____ Records for this exercise

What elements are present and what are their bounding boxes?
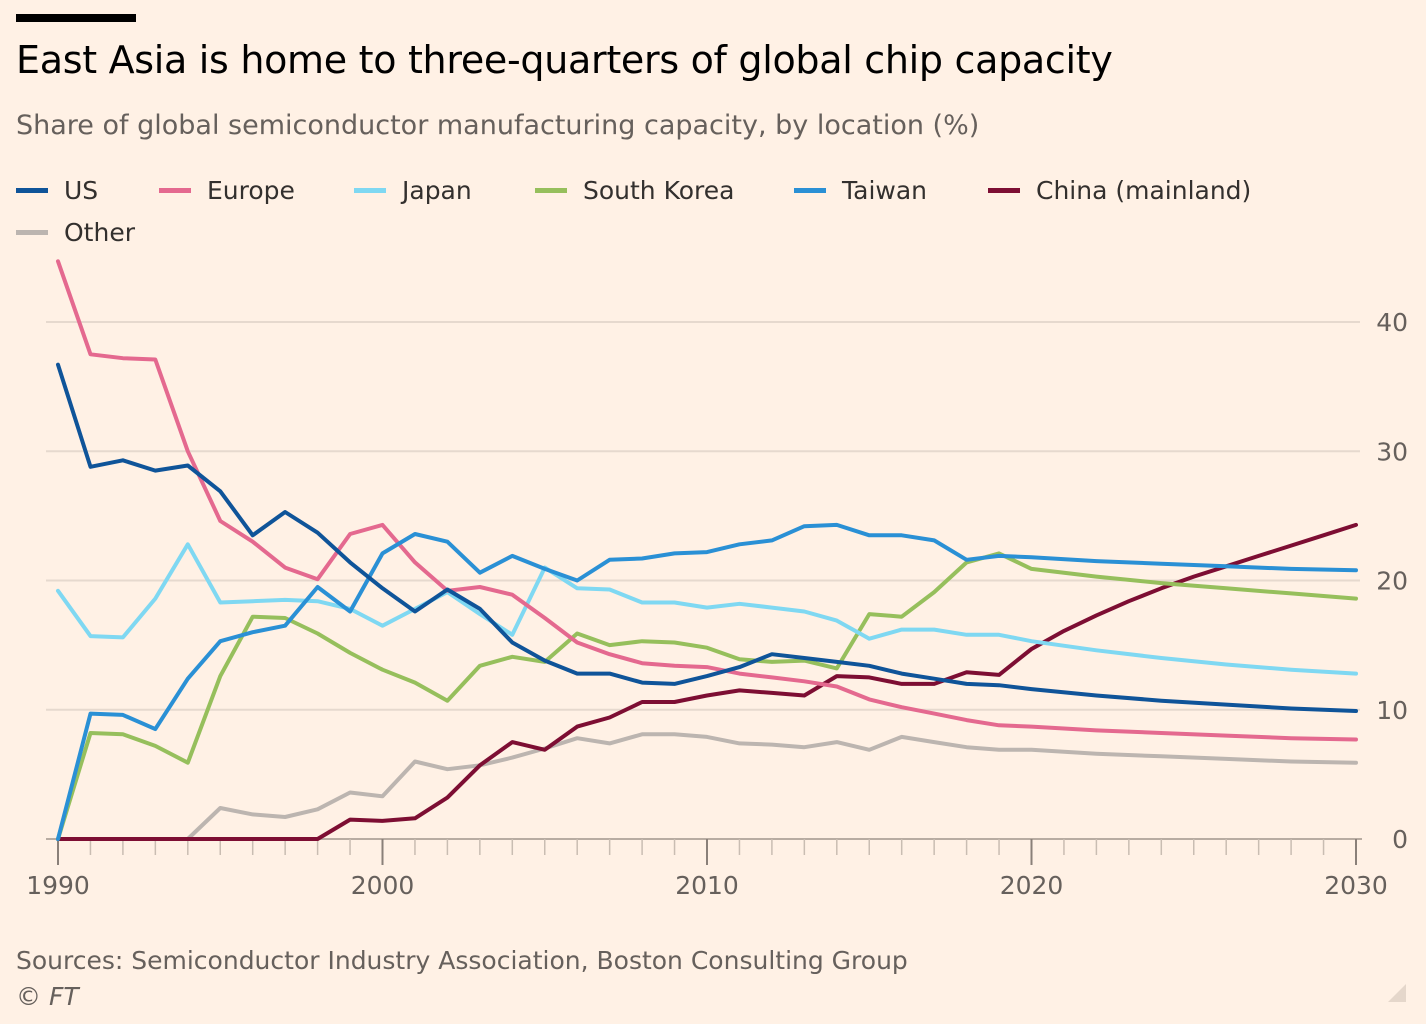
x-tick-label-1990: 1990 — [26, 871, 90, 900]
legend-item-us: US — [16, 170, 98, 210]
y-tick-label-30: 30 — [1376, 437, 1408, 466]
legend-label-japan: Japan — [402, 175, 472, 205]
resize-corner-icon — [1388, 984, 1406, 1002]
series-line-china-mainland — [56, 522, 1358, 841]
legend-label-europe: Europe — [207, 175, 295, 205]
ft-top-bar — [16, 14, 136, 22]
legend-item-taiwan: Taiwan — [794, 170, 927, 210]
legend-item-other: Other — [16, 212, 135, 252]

________

→ **Task directions**: Copy the records above word for word, leaving out the picture.

→ **Problem solution**:
What elements are present and what are their bounding boxes?
x-tick-label-1990: 1990 — [26, 871, 90, 900]
legend-item-us: US — [16, 170, 98, 210]
y-tick-label-30: 30 — [1376, 437, 1408, 466]
legend-label-japan: Japan — [402, 175, 472, 205]
resize-corner-icon — [1388, 984, 1406, 1002]
series-line-china-mainland — [56, 522, 1358, 841]
legend-label-europe: Europe — [207, 175, 295, 205]
ft-top-bar — [16, 14, 136, 22]
legend-item-taiwan: Taiwan — [794, 170, 927, 210]
legend-item-other: Other — [16, 212, 135, 252]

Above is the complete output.